== Set task ==
Reproduce the listing word for word, leaving every picture behind.
════════
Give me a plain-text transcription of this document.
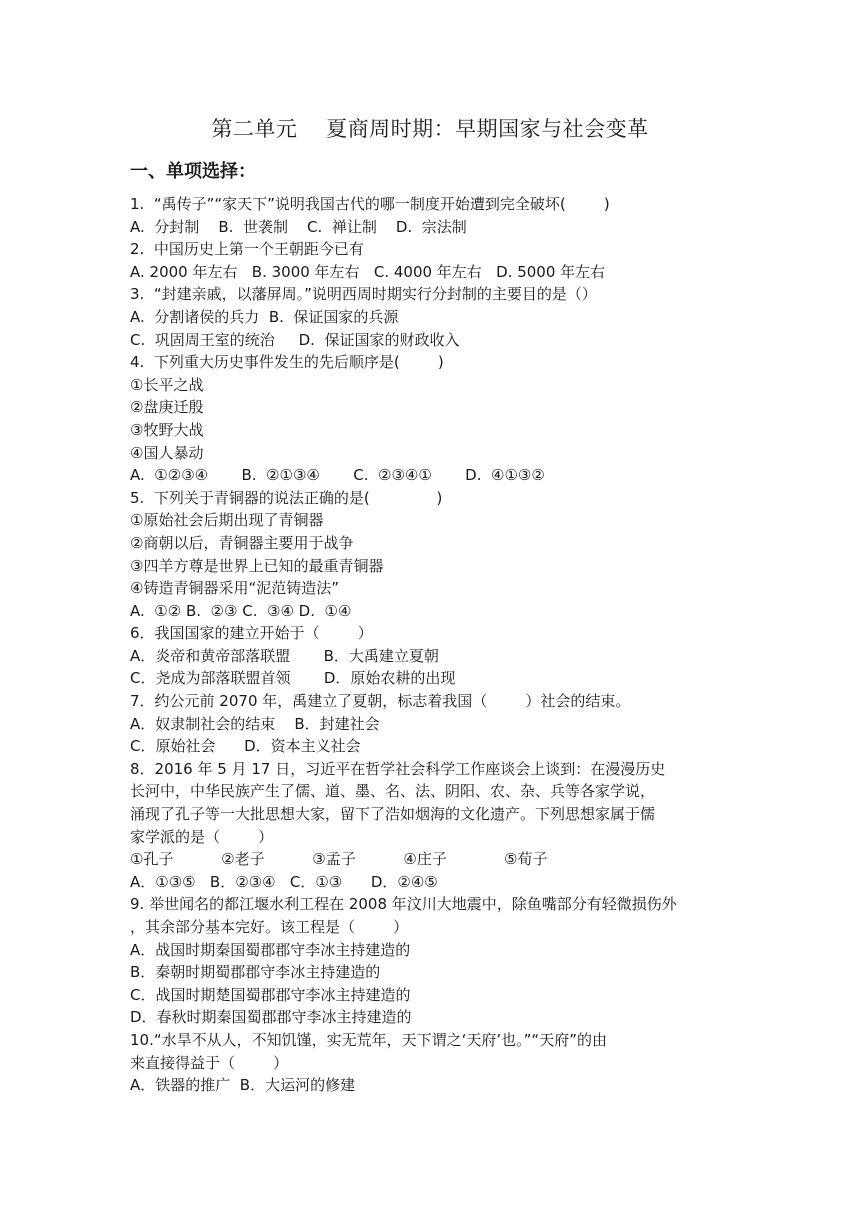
第二单元    夏商周时期：早期国家与社会变革
一、单项选择：
1.  “禹传子”“家天下”说明我国古代的哪一制度开始遭到完全破坏(        )
A.  分封制    B.  世袭制    C.  禅让制    D.  宗法制
2.  中国历史上第一个王朝距今已有
A. 2000 年左右   B. 3000 年左右   C. 4000 年左右   D. 5000 年左右
3.  “封建亲戚，以藩屏周。”说明西周时期实行分封制的主要目的是（）
A.  分割诸侯的兵力  B.  保证国家的兵源
C.  巩固周王室的统治     D.  保证国家的财政收入
4.  下列重大历史事件发生的先后顺序是(        )
①长平之战
②盘庚迁殷
③牧野大战
④国人暴动
A.  ①②③④       B.  ②①③④       C.  ②③④①       D.  ④①③②
5.  下列关于青铜器的说法正确的是(              )
①原始社会后期出现了青铜器
②商朝以后，青铜器主要用于战争
③四羊方尊是世界上已知的最重青铜器
④铸造青铜器采用“泥范铸造法”
A.  ①② B.  ②③ C.  ③④ D.  ①④
6．我国国家的建立开始于（        ）
A．炎帝和黄帝部落联盟       B．大禹建立夏朝
C．尧成为部落联盟首领       D．原始农耕的出现
7．约公元前 2070 年，禹建立了夏朝，标志着我国（        ）社会的结束。
A．奴隶制社会的结束    B．封建社会
C．原始社会      D．资本主义社会
8．2016 年 5 月 17 日，习近平在哲学社会科学工作座谈会上谈到：在漫漫历史
长河中，中华民族产生了儒、道、墨、名、法、阴阳、农、杂、兵等各家学说，
涌现了孔子等一大批思想大家，留下了浩如烟海的文化遗产。下列思想家属于儒
家学派的是（        ）
①孔子          ②老子          ③孟子          ④庄子            ⑤荀子
A．①③⑤   B．②③④   C．①③      D．②④⑤
9. 举世闻名的都江堰水利工程在 2008 年汶川大地震中，除鱼嘴部分有轻微损伤外
，其余部分基本完好。该工程是（        ）
A．战国时期秦国蜀郡郡守李冰主持建造的
B．秦朝时期蜀郡郡守李冰主持建造的
C．战国时期楚国蜀郡郡守李冰主持建造的
D．春秋时期秦国蜀郡郡守李冰主持建造的
10.“水旱不从人，不知饥馑，实无荒年，天下谓之‘天府’也。”“天府”的由
来直接得益于（        ）
A．铁器的推广  B．大运河的修建
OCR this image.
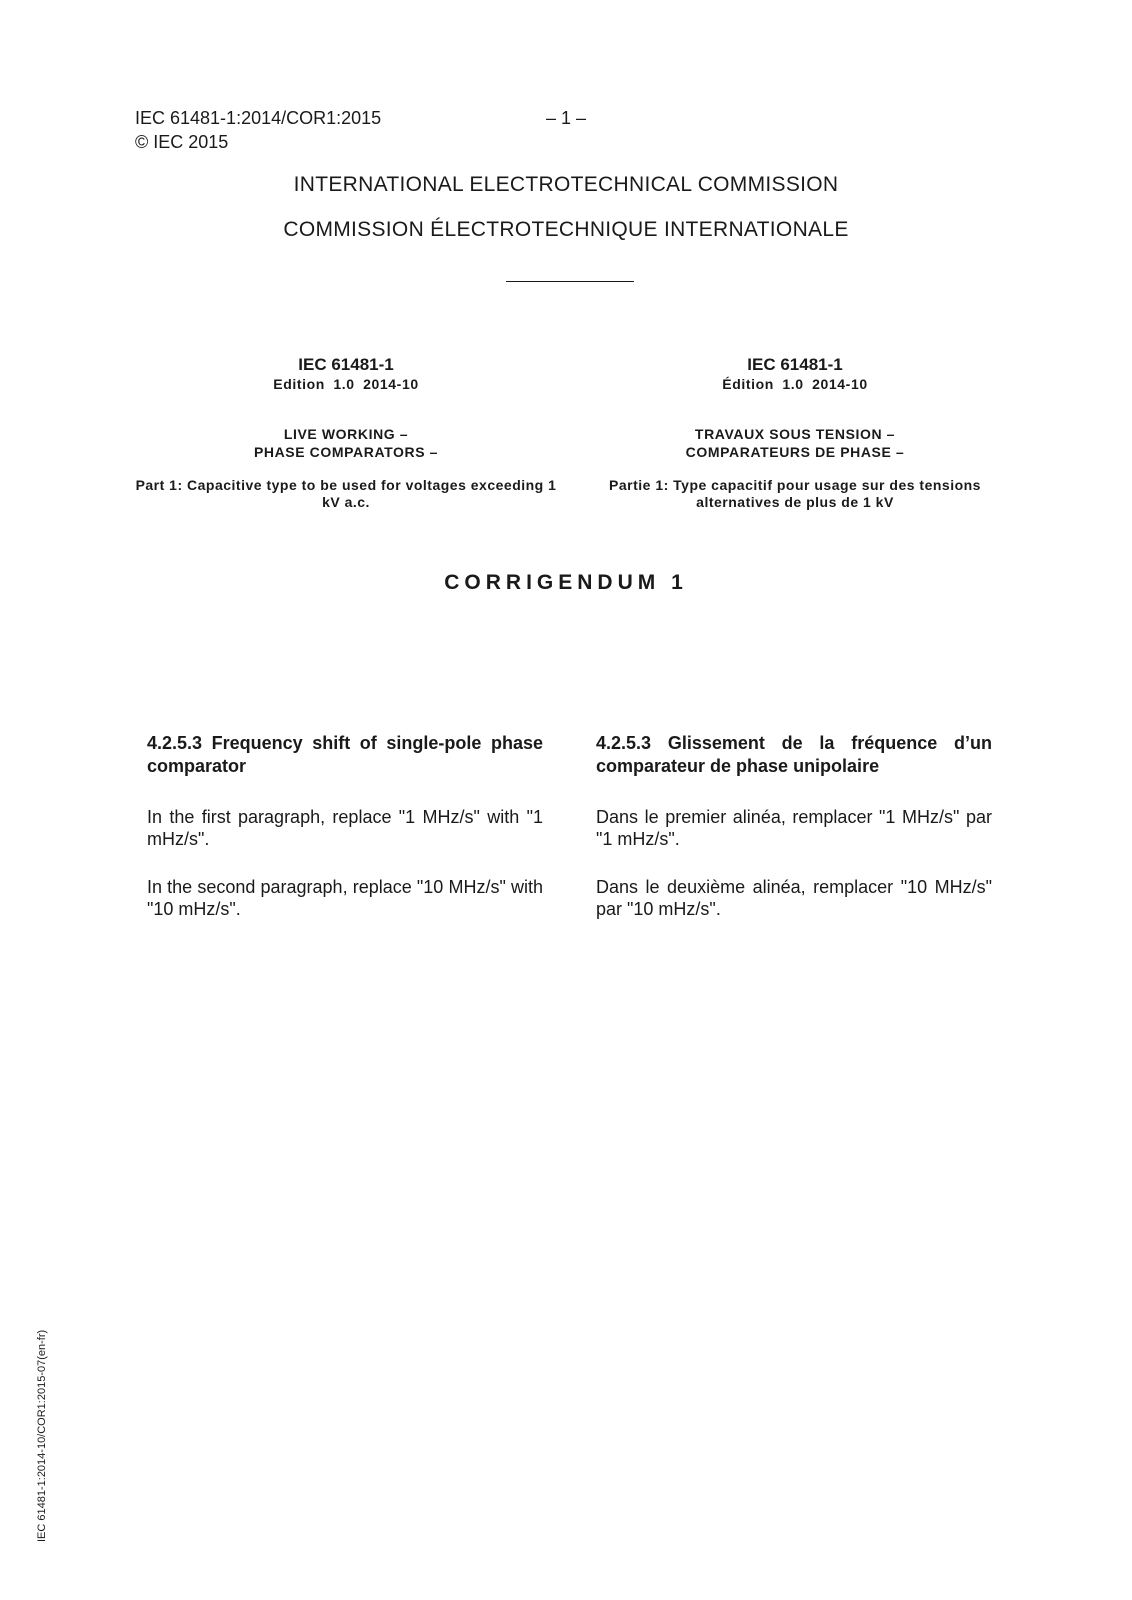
IEC 61481-1:2014/COR1:2015
© IEC 2015
– 1 –
INTERNATIONAL ELECTROTECHNICAL COMMISSION
COMMISSION ÉLECTROTECHNIQUE INTERNATIONALE
IEC 61481-1
Edition 1.0 2014-10
LIVE WORKING –
PHASE COMPARATORS –
Part 1: Capacitive type to be used for voltages exceeding 1 kV a.c.
IEC 61481-1
Édition 1.0 2014-10
TRAVAUX SOUS TENSION –
COMPARATEURS DE PHASE –
Partie 1: Type capacitif pour usage sur des tensions alternatives de plus de 1 kV
CORRIGENDUM 1
4.2.5.3 Frequency shift of single-pole phase comparator
In the first paragraph, replace "1 MHz/s" with "1 mHz/s".
In the second paragraph, replace "10 MHz/s" with "10 mHz/s".
4.2.5.3 Glissement de la fréquence d’un comparateur de phase unipolaire
Dans le premier alinéa, remplacer "1 MHz/s" par "1 mHz/s".
Dans le deuxième alinéa, remplacer "10 MHz/s" par "10 mHz/s".
IEC 61481-1:2014-10/COR1:2015-07(en-fr)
════════
== Solution to this task ==
Give me a plain-text transcription of this document.
第二单元    夏商周时期：早期国家与社会变革
一、单项选择：
1.  “禹传子”“家天下”说明我国古代的哪一制度开始遭到完全破坏(        )
A.  分封制    B.  世袭制    C.  禅让制    D.  宗法制
2.  中国历史上第一个王朝距今已有
A. 2000 年左右   B. 3000 年左右   C. 4000 年左右   D. 5000 年左右
3.  “封建亲戚，以藩屏周。”说明西周时期实行分封制的主要目的是（）
A.  分割诸侯的兵力  B.  保证国家的兵源
C.  巩固周王室的统治     D.  保证国家的财政收入
4.  下列重大历史事件发生的先后顺序是(        )
①长平之战
②盘庚迁殷
③牧野大战
④国人暴动
A.  ①②③④       B.  ②①③④       C.  ②③④①       D.  ④①③②
5.  下列关于青铜器的说法正确的是(              )
①原始社会后期出现了青铜器
②商朝以后，青铜器主要用于战争
③四羊方尊是世界上已知的最重青铜器
④铸造青铜器采用“泥范铸造法”
A.  ①② B.  ②③ C.  ③④ D.  ①④
6．我国国家的建立开始于（        ）
A．炎帝和黄帝部落联盟       B．大禹建立夏朝
C．尧成为部落联盟首领       D．原始农耕的出现
7．约公元前 2070 年，禹建立了夏朝，标志着我国（        ）社会的结束。
A．奴隶制社会的结束    B．封建社会
C．原始社会      D．资本主义社会
8．2016 年 5 月 17 日，习近平在哲学社会科学工作座谈会上谈到：在漫漫历史
长河中，中华民族产生了儒、道、墨、名、法、阴阳、农、杂、兵等各家学说，
涌现了孔子等一大批思想大家，留下了浩如烟海的文化遗产。下列思想家属于儒
家学派的是（        ）
①孔子          ②老子          ③孟子          ④庄子            ⑤荀子
A．①③⑤   B．②③④   C．①③      D．②④⑤
9. 举世闻名的都江堰水利工程在 2008 年汶川大地震中，除鱼嘴部分有轻微损伤外
，其余部分基本完好。该工程是（        ）
A．战国时期秦国蜀郡郡守李冰主持建造的
B．秦朝时期蜀郡郡守李冰主持建造的
C．战国时期楚国蜀郡郡守李冰主持建造的
D．春秋时期秦国蜀郡郡守李冰主持建造的
10.“水旱不从人，不知饥馑，实无荒年，天下谓之‘天府’也。”“天府”的由
来直接得益于（        ）
A．铁器的推广  B．大运河的修建
OCR this image.
IEC 61481-1:2014/COR1:2015
© IEC 2015
– 1 –
INTERNATIONAL ELECTROTECHNICAL COMMISSION
COMMISSION ÉLECTROTECHNIQUE INTERNATIONALE
IEC 61481-1
Edition 1.0 2014-10
LIVE WORKING –
PHASE COMPARATORS –
Part 1: Capacitive type to be used for voltages exceeding 1 kV a.c.
IEC 61481-1
Édition 1.0 2014-10
TRAVAUX SOUS TENSION –
COMPARATEURS DE PHASE –
Partie 1: Type capacitif pour usage sur des tensions alternatives de plus de 1 kV
CORRIGENDUM 1
4.2.5.3 Frequency shift of single-pole phase comparator
In the first paragraph, replace "1 MHz/s" with "1 mHz/s".
In the second paragraph, replace "10 MHz/s" with "10 mHz/s".
4.2.5.3 Glissement de la fréquence d’un comparateur de phase unipolaire
Dans le premier alinéa, remplacer "1 MHz/s" par "1 mHz/s".
Dans le deuxième alinéa, remplacer "10 MHz/s" par "10 mHz/s".
IEC 61481-1:2014-10/COR1:2015-07(en-fr)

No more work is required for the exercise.